Output the entries verbatim, including every line.
**** SOURCE MATERIAL
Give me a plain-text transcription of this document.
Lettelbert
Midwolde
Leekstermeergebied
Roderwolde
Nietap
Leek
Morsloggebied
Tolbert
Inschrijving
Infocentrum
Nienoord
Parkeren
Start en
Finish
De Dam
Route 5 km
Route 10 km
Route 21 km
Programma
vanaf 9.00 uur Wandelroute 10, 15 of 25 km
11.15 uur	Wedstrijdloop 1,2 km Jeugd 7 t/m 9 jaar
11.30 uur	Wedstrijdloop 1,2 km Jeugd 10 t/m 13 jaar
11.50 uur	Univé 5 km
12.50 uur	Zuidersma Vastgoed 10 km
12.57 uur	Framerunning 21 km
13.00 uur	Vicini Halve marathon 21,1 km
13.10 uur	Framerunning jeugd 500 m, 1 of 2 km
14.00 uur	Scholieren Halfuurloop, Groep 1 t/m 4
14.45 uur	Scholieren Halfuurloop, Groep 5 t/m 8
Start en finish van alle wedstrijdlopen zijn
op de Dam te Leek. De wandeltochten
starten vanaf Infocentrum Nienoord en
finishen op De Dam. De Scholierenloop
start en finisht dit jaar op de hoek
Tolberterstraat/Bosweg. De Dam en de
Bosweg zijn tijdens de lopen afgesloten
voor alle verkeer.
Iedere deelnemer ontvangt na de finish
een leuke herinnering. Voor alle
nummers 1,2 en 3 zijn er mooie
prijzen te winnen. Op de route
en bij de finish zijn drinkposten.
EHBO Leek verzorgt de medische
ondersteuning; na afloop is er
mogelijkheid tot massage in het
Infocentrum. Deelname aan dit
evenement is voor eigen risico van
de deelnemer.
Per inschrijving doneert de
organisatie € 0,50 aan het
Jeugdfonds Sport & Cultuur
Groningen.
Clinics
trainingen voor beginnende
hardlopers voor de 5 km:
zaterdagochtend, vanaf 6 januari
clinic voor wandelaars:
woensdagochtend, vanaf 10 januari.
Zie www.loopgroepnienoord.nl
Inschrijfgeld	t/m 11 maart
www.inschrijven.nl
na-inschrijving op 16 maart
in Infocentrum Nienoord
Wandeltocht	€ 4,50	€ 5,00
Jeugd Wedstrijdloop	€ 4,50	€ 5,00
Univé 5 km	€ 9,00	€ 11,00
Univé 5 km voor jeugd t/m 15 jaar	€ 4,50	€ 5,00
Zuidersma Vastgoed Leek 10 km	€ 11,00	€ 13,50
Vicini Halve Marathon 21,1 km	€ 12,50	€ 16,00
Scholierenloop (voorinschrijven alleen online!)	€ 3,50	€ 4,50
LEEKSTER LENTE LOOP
********
**OUTPUT OF THE TASK:**
Give me a plain-text transcription of this document.
Lettelbert
Midwolde
Leekstermeergebied
Roderwolde
Nietap
Leek
Morsloggebied
Tolbert
Inschrijving
Infocentrum
Nienoord
Parkeren
Start en
Finish
De Dam
Route 5 km
Route 10 km
Route 21 km
Programma
vanaf 9.00 uur Wandelroute 10, 15 of 25 km
11.15 uur	Wedstrijdloop 1,2 km Jeugd 7 t/m 9 jaar
11.30 uur	Wedstrijdloop 1,2 km Jeugd 10 t/m 13 jaar
11.50 uur	Univé 5 km
12.50 uur	Zuidersma Vastgoed 10 km
12.57 uur	Framerunning 21 km
13.00 uur	Vicini Halve marathon 21,1 km
13.10 uur	Framerunning jeugd 500 m, 1 of 2 km
14.00 uur	Scholieren Halfuurloop, Groep 1 t/m 4
14.45 uur	Scholieren Halfuurloop, Groep 5 t/m 8
Start en finish van alle wedstrijdlopen zijn
op de Dam te Leek. De wandeltochten
starten vanaf Infocentrum Nienoord en
finishen op De Dam. De Scholierenloop
start en finisht dit jaar op de hoek
Tolberterstraat/Bosweg. De Dam en de
Bosweg zijn tijdens de lopen afgesloten
voor alle verkeer.
Iedere deelnemer ontvangt na de finish
een leuke herinnering. Voor alle
nummers 1,2 en 3 zijn er mooie
prijzen te winnen. Op de route
en bij de finish zijn drinkposten.
EHBO Leek verzorgt de medische
ondersteuning; na afloop is er
mogelijkheid tot massage in het
Infocentrum. Deelname aan dit
evenement is voor eigen risico van
de deelnemer.
Per inschrijving doneert de
organisatie € 0,50 aan het
Jeugdfonds Sport & Cultuur
Groningen.
Clinics
trainingen voor beginnende
hardlopers voor de 5 km:
zaterdagochtend, vanaf 6 januari
clinic voor wandelaars:
woensdagochtend, vanaf 10 januari.
Zie www.loopgroepnienoord.nl
Inschrijfgeld	t/m 11 maart
www.inschrijven.nl
na-inschrijving op 16 maart
in Infocentrum Nienoord
Wandeltocht	€ 4,50	€ 5,00
Jeugd Wedstrijdloop	€ 4,50	€ 5,00
Univé 5 km	€ 9,00	€ 11,00
Univé 5 km voor jeugd t/m 15 jaar	€ 4,50	€ 5,00
Zuidersma Vastgoed Leek 10 km	€ 11,00	€ 13,50
Vicini Halve Marathon 21,1 km	€ 12,50	€ 16,00
Scholierenloop (voorinschrijven alleen online!)	€ 3,50	€ 4,50
LEEKSTER LENTE LOOP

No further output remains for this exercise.